_Set task_
Extract every line below that contains the word "title".

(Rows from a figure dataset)

>>>>

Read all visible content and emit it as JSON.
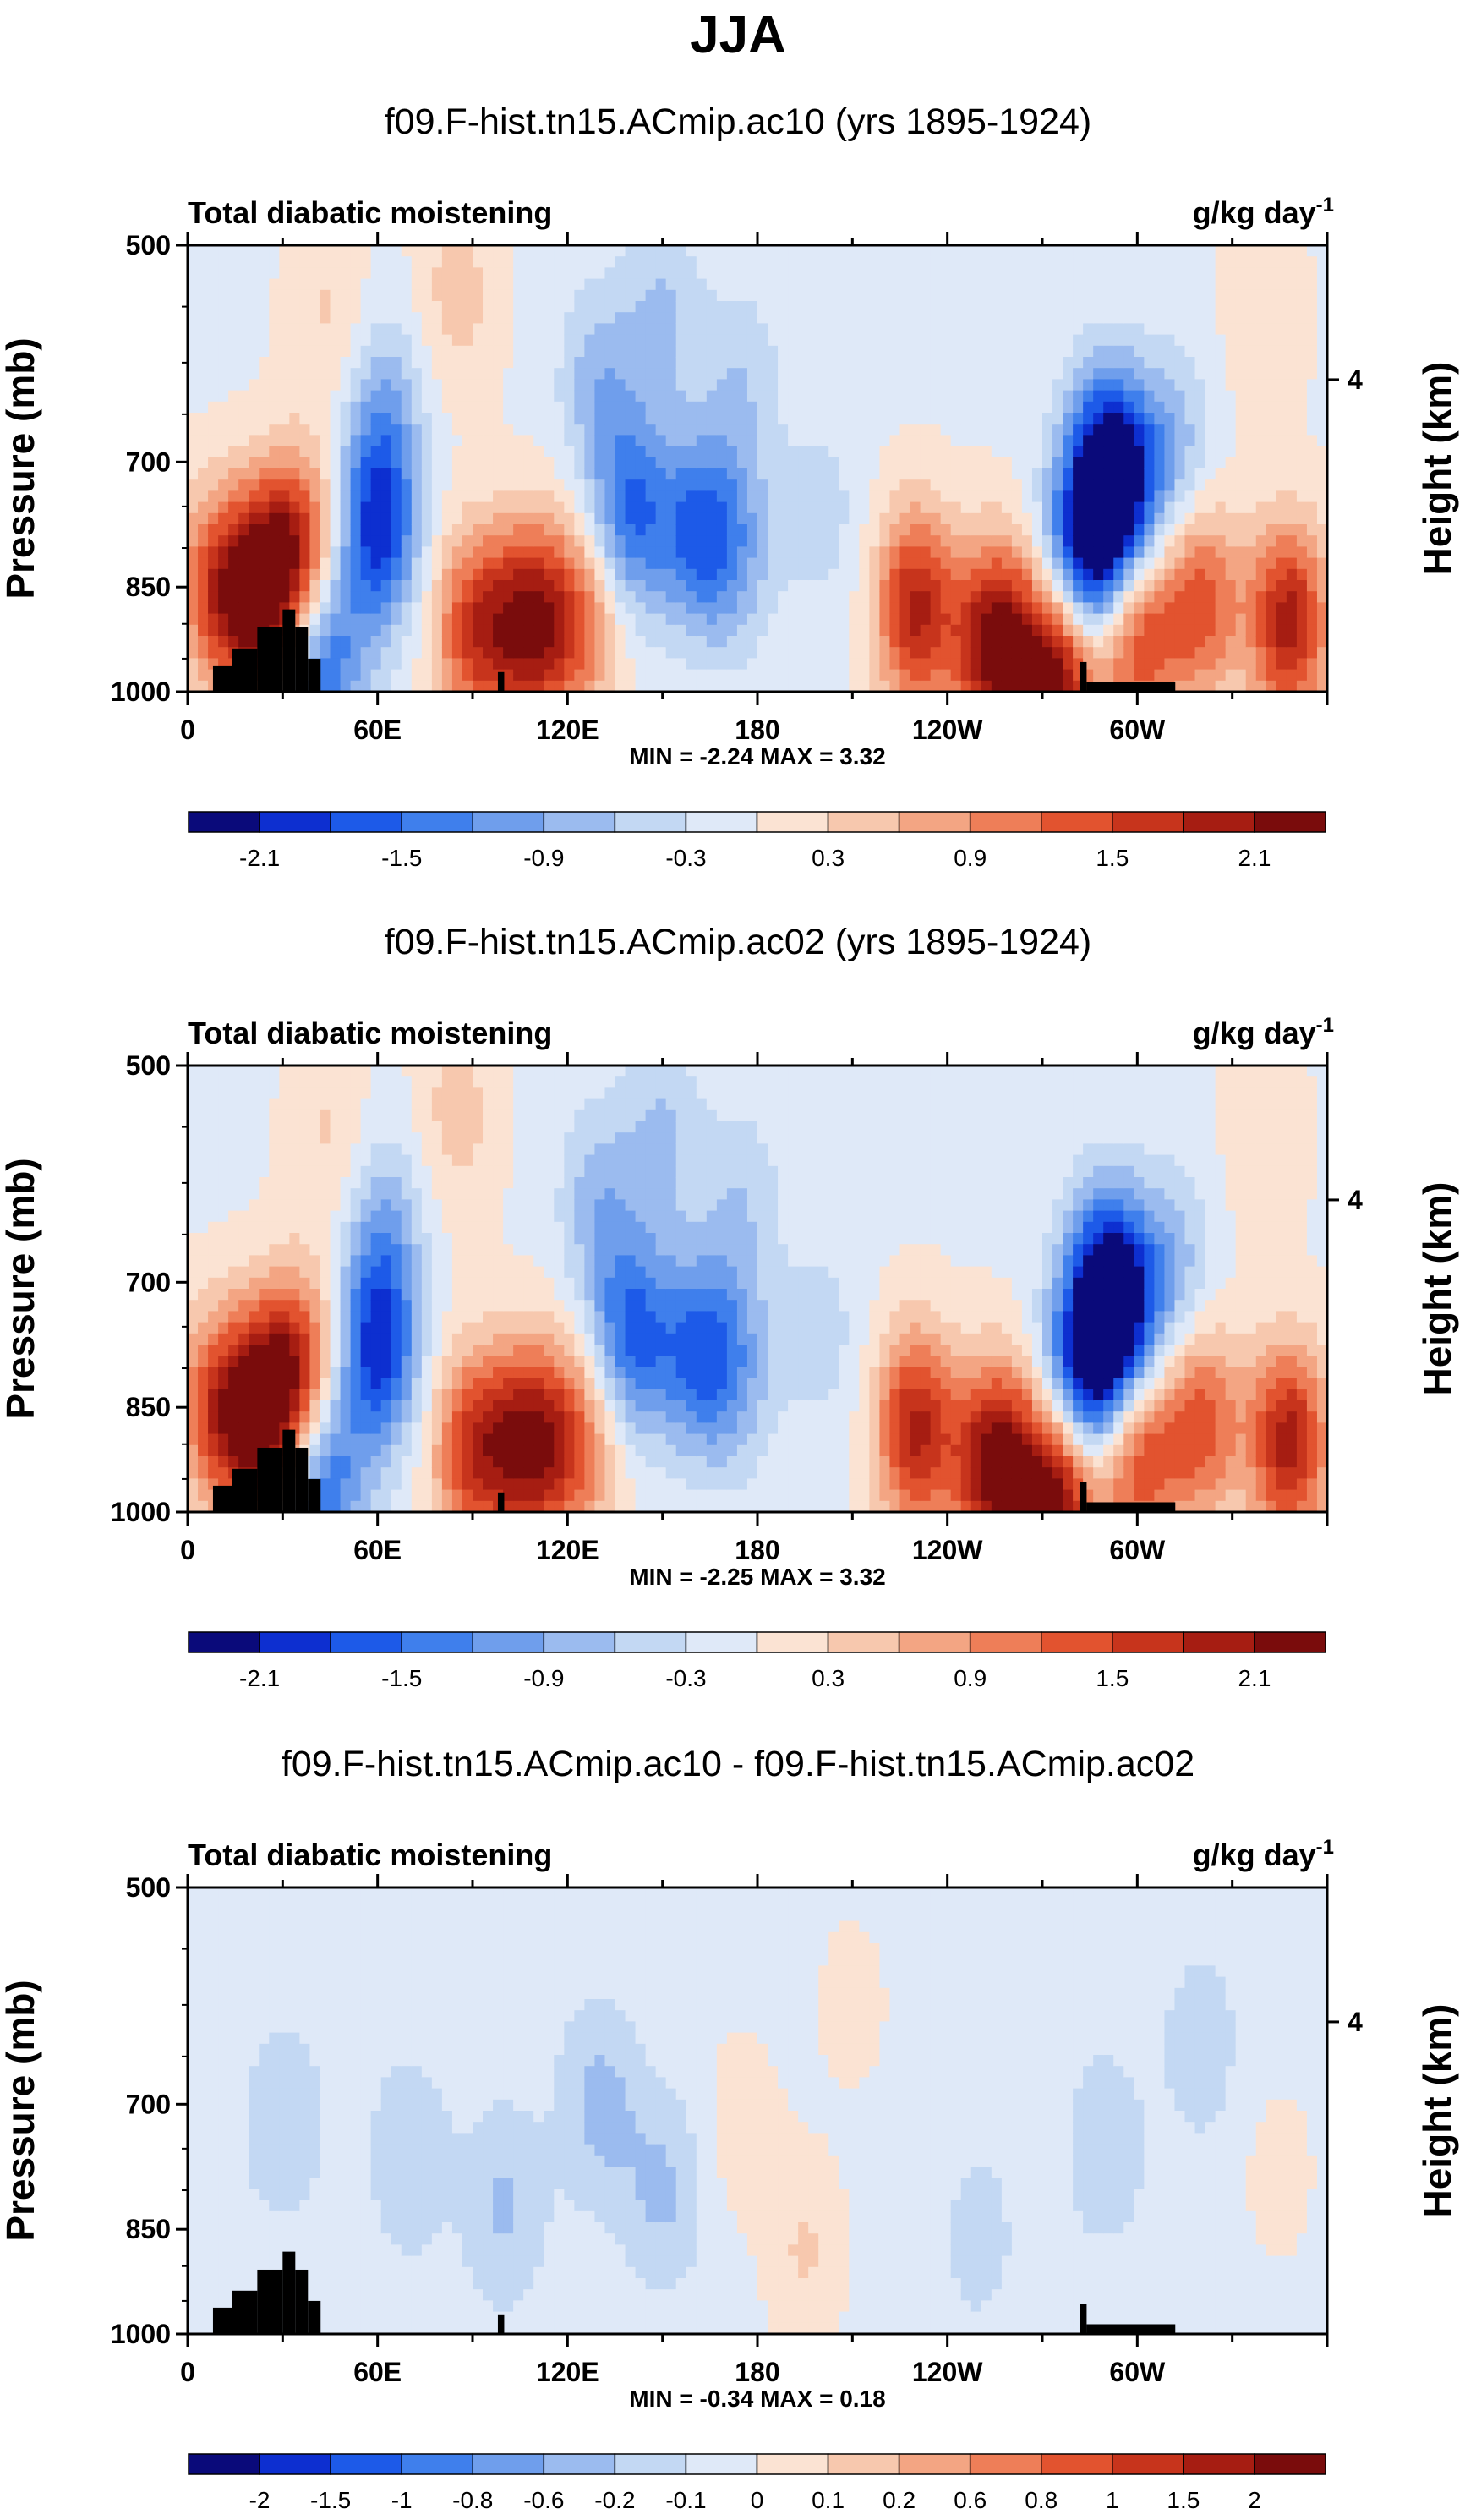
{
  "figure": {
    "title": "JJA"
  },
  "chart_data": [
    {
      "type": "heatmap",
      "title": "f09.F-hist.tn15.ACmip.ac10 (yrs 1895-1924)",
      "left_label": "Total diabatic moistening",
      "units_main": "g/kg day",
      "units_exp": "-1",
      "ylabel": "Pressure (mb)",
      "ylabel_right": "Height (km)",
      "yticks": [
        "500",
        "700",
        "850",
        "1000"
      ],
      "right_ticks": [
        "4"
      ],
      "xticks": [
        "0",
        "60E",
        "120E",
        "180",
        "120W",
        "60W"
      ],
      "stats": "MIN = -2.24  MAX =  3.32",
      "cbar_labels": [
        "-2.1",
        "-1.5",
        "-0.9",
        "-0.3",
        "0.3",
        "0.9",
        "1.5",
        "2.1"
      ],
      "cbar_colors": [
        "#0a0a7a",
        "#0d2fd0",
        "#1d5ae8",
        "#3f7fec",
        "#6f9eec",
        "#9bbbef",
        "#c3d8f3",
        "#dfe9f8",
        "#fbe3d3",
        "#f7c8ae",
        "#f3a583",
        "#ee7e58",
        "#e2532f",
        "#c7341c",
        "#a61d12",
        "#7a0c0c"
      ],
      "blobs": [
        {
          "lon": 8,
          "lev": 850,
          "value": 1.2
        },
        {
          "lon": 20,
          "lev": 870,
          "value": 1.5
        },
        {
          "lon": 28,
          "lev": 830,
          "value": 1.3
        },
        {
          "lon": 36,
          "lev": 800,
          "value": 1.2
        },
        {
          "lon": 43,
          "lev": 950,
          "value": -1.5
        },
        {
          "lon": 60,
          "lev": 780,
          "value": -1.8
        },
        {
          "lon": 62,
          "lev": 650,
          "value": -0.8
        },
        {
          "lon": 90,
          "lev": 910,
          "value": 1.5
        },
        {
          "lon": 105,
          "lev": 900,
          "value": 1.2
        },
        {
          "lon": 112,
          "lev": 900,
          "value": 1.1
        },
        {
          "lon": 125,
          "lev": 900,
          "value": 1.0
        },
        {
          "lon": 130,
          "lev": 620,
          "value": -0.7
        },
        {
          "lon": 140,
          "lev": 760,
          "value": -1.4
        },
        {
          "lon": 160,
          "lev": 780,
          "value": -1.2
        },
        {
          "lon": 172,
          "lev": 800,
          "value": -0.9
        },
        {
          "lon": 150,
          "lev": 560,
          "value": -0.6
        },
        {
          "lon": 175,
          "lev": 620,
          "value": -0.5
        },
        {
          "lon": 200,
          "lev": 760,
          "value": -0.4
        },
        {
          "lon": 45,
          "lev": 560,
          "value": 0.4
        },
        {
          "lon": 85,
          "lev": 540,
          "value": 0.5
        },
        {
          "lon": 230,
          "lev": 880,
          "value": 1.9
        },
        {
          "lon": 255,
          "lev": 930,
          "value": 2.4
        },
        {
          "lon": 275,
          "lev": 960,
          "value": 2.6
        },
        {
          "lon": 282,
          "lev": 830,
          "value": -2.0
        },
        {
          "lon": 290,
          "lev": 700,
          "value": -1.8
        },
        {
          "lon": 294,
          "lev": 760,
          "value": -1.5
        },
        {
          "lon": 310,
          "lev": 690,
          "value": -0.8
        },
        {
          "lon": 300,
          "lev": 920,
          "value": 1.6
        },
        {
          "lon": 320,
          "lev": 870,
          "value": 1.4
        },
        {
          "lon": 348,
          "lev": 900,
          "value": 2.0
        },
        {
          "lon": 340,
          "lev": 560,
          "value": 0.3
        }
      ]
    },
    {
      "type": "heatmap",
      "title": "f09.F-hist.tn15.ACmip.ac02 (yrs 1895-1924)",
      "left_label": "Total diabatic moistening",
      "units_main": "g/kg day",
      "units_exp": "-1",
      "ylabel": "Pressure (mb)",
      "ylabel_right": "Height (km)",
      "yticks": [
        "500",
        "700",
        "850",
        "1000"
      ],
      "right_ticks": [
        "4"
      ],
      "xticks": [
        "0",
        "60E",
        "120E",
        "180",
        "120W",
        "60W"
      ],
      "stats": "MIN = -2.25  MAX =  3.32",
      "cbar_labels": [
        "-2.1",
        "-1.5",
        "-0.9",
        "-0.3",
        "0.3",
        "0.9",
        "1.5",
        "2.1"
      ],
      "cbar_colors": [
        "#0a0a7a",
        "#0d2fd0",
        "#1d5ae8",
        "#3f7fec",
        "#6f9eec",
        "#9bbbef",
        "#c3d8f3",
        "#dfe9f8",
        "#fbe3d3",
        "#f7c8ae",
        "#f3a583",
        "#ee7e58",
        "#e2532f",
        "#c7341c",
        "#a61d12",
        "#7a0c0c"
      ],
      "blobs": [
        {
          "lon": 8,
          "lev": 850,
          "value": 1.2
        },
        {
          "lon": 20,
          "lev": 870,
          "value": 1.5
        },
        {
          "lon": 28,
          "lev": 830,
          "value": 1.3
        },
        {
          "lon": 36,
          "lev": 800,
          "value": 1.2
        },
        {
          "lon": 43,
          "lev": 950,
          "value": -1.5
        },
        {
          "lon": 60,
          "lev": 780,
          "value": -1.8
        },
        {
          "lon": 62,
          "lev": 650,
          "value": -0.8
        },
        {
          "lon": 90,
          "lev": 910,
          "value": 1.6
        },
        {
          "lon": 105,
          "lev": 900,
          "value": 1.2
        },
        {
          "lon": 112,
          "lev": 900,
          "value": 1.1
        },
        {
          "lon": 125,
          "lev": 900,
          "value": 1.0
        },
        {
          "lon": 130,
          "lev": 620,
          "value": -0.7
        },
        {
          "lon": 140,
          "lev": 760,
          "value": -1.5
        },
        {
          "lon": 160,
          "lev": 780,
          "value": -1.2
        },
        {
          "lon": 172,
          "lev": 800,
          "value": -0.9
        },
        {
          "lon": 150,
          "lev": 560,
          "value": -0.6
        },
        {
          "lon": 175,
          "lev": 620,
          "value": -0.5
        },
        {
          "lon": 200,
          "lev": 760,
          "value": -0.4
        },
        {
          "lon": 45,
          "lev": 560,
          "value": 0.4
        },
        {
          "lon": 85,
          "lev": 540,
          "value": 0.5
        },
        {
          "lon": 230,
          "lev": 880,
          "value": 1.9
        },
        {
          "lon": 255,
          "lev": 930,
          "value": 2.4
        },
        {
          "lon": 275,
          "lev": 960,
          "value": 2.6
        },
        {
          "lon": 282,
          "lev": 830,
          "value": -2.0
        },
        {
          "lon": 290,
          "lev": 700,
          "value": -1.8
        },
        {
          "lon": 294,
          "lev": 760,
          "value": -1.5
        },
        {
          "lon": 310,
          "lev": 690,
          "value": -0.8
        },
        {
          "lon": 300,
          "lev": 920,
          "value": 1.6
        },
        {
          "lon": 320,
          "lev": 870,
          "value": 1.4
        },
        {
          "lon": 348,
          "lev": 900,
          "value": 2.0
        },
        {
          "lon": 340,
          "lev": 560,
          "value": 0.3
        }
      ]
    },
    {
      "type": "heatmap",
      "title": "f09.F-hist.tn15.ACmip.ac10 - f09.F-hist.tn15.ACmip.ac02",
      "left_label": "Total diabatic moistening",
      "units_main": "g/kg day",
      "units_exp": "-1",
      "ylabel": "Pressure (mb)",
      "ylabel_right": "Height (km)",
      "yticks": [
        "500",
        "700",
        "850",
        "1000"
      ],
      "right_ticks": [
        "4"
      ],
      "xticks": [
        "0",
        "60E",
        "120E",
        "180",
        "120W",
        "60W"
      ],
      "stats": "MIN = -0.34  MAX =  0.18",
      "cbar_labels": [
        "-2",
        "-1.5",
        "-1",
        "-0.8",
        "-0.6",
        "-0.2",
        "-0.1",
        "0",
        "0.1",
        "0.2",
        "0.6",
        "0.8",
        "1",
        "1.5",
        "2"
      ],
      "cbar_colors": [
        "#0a0a7a",
        "#0d2fd0",
        "#1d5ae8",
        "#3f7fec",
        "#6f9eec",
        "#9bbbef",
        "#c3d8f3",
        "#dfe9f8",
        "#fbe3d3",
        "#f7c8ae",
        "#f3a583",
        "#ee7e58",
        "#e2532f",
        "#c7341c",
        "#a61d12",
        "#7a0c0c"
      ],
      "blobs": [
        {
          "lon": 30,
          "lev": 720,
          "value": -0.15
        },
        {
          "lon": 70,
          "lev": 760,
          "value": -0.15
        },
        {
          "lon": 100,
          "lev": 820,
          "value": -0.18
        },
        {
          "lon": 130,
          "lev": 700,
          "value": -0.2
        },
        {
          "lon": 150,
          "lev": 800,
          "value": -0.18
        },
        {
          "lon": 175,
          "lev": 720,
          "value": 0.1
        },
        {
          "lon": 195,
          "lev": 880,
          "value": 0.15
        },
        {
          "lon": 210,
          "lev": 600,
          "value": 0.08
        },
        {
          "lon": 250,
          "lev": 860,
          "value": -0.1
        },
        {
          "lon": 290,
          "lev": 750,
          "value": -0.14
        },
        {
          "lon": 320,
          "lev": 640,
          "value": -0.12
        },
        {
          "lon": 345,
          "lev": 780,
          "value": 0.08
        }
      ]
    }
  ]
}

<<<<

_The reply_
    "title": "JJA"
      "title": "f09.F-hist.tn15.ACmip.ac10 (yrs 1895-1924)",
      "title": "f09.F-hist.tn15.ACmip.ac02 (yrs 1895-1924)",
      "title": "f09.F-hist.tn15.ACmip.ac10 - f09.F-hist.tn15.ACmip.ac02",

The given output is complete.